Please filter the listing for the string "Lichaam" and copy each matching line.

### Data under study
--- --- ---
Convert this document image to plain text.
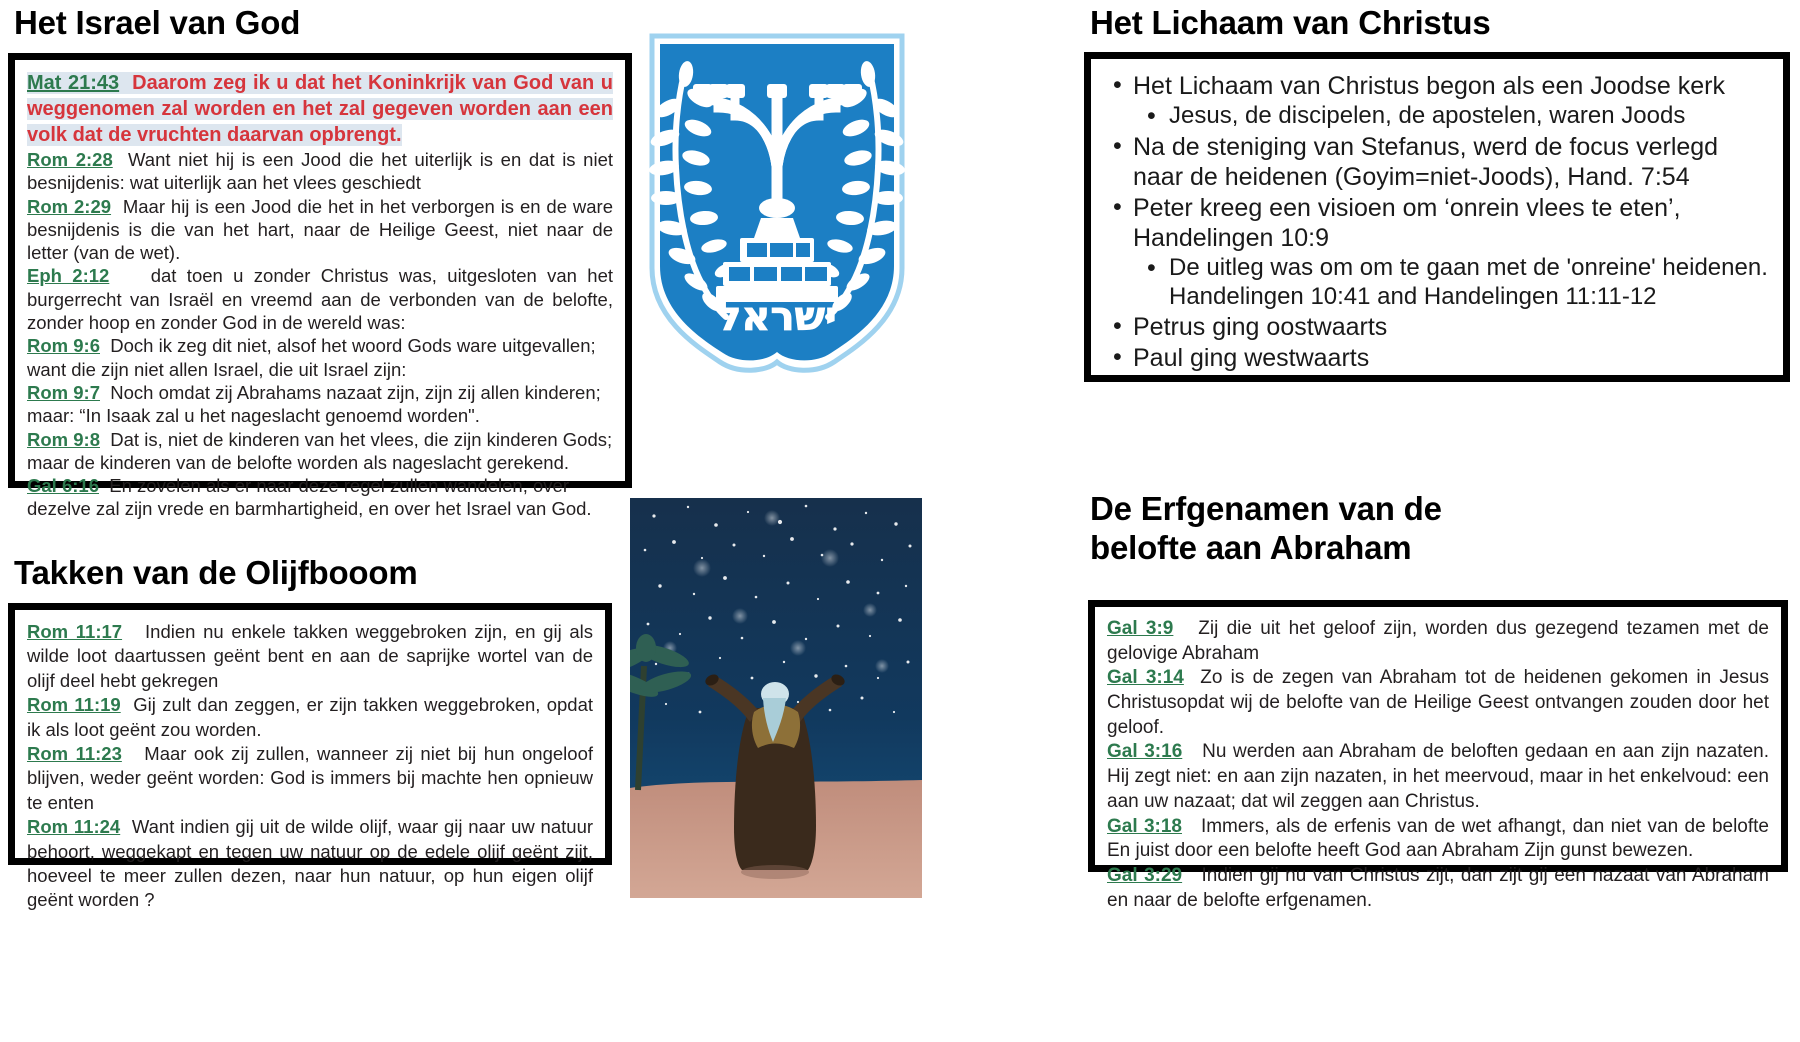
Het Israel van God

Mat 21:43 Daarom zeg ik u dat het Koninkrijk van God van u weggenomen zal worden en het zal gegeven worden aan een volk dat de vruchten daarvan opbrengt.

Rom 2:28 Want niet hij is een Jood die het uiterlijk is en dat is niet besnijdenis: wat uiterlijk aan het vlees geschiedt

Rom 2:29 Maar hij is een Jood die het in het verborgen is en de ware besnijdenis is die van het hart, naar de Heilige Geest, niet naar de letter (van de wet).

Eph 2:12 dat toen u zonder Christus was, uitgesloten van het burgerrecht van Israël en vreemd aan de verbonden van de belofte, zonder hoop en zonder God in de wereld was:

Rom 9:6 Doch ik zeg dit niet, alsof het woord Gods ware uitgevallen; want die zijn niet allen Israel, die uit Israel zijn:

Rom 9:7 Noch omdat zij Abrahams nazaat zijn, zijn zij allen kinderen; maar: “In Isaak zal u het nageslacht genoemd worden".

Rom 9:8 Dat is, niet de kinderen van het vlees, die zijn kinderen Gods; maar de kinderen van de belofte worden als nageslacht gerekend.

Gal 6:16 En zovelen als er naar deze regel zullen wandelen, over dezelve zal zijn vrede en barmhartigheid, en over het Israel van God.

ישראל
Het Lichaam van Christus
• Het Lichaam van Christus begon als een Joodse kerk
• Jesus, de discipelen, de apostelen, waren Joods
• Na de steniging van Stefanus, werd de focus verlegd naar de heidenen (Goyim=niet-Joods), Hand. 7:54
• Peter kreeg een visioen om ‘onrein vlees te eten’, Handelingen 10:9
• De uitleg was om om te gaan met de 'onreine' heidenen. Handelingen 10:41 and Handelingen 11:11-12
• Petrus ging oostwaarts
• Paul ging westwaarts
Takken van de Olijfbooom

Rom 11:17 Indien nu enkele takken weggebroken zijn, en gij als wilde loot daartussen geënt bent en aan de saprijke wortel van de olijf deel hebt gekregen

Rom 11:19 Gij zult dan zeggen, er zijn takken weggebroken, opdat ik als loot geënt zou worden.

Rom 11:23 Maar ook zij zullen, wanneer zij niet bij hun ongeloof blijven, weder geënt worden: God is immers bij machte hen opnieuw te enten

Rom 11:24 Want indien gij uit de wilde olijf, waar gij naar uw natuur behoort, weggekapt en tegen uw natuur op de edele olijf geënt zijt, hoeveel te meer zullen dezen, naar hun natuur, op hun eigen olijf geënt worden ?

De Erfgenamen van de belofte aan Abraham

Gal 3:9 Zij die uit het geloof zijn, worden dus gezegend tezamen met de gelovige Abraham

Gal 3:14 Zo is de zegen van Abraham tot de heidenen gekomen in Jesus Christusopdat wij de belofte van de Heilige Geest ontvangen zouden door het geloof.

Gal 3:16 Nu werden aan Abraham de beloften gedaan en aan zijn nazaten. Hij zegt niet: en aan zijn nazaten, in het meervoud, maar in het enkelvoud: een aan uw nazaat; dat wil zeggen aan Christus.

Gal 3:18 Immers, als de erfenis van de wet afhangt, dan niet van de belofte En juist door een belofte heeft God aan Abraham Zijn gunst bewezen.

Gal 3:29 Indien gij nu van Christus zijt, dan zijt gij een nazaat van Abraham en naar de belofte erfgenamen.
--- --- ---
### Task solution
Het Lichaam van Christus
• Het Lichaam van Christus begon als een Joodse kerk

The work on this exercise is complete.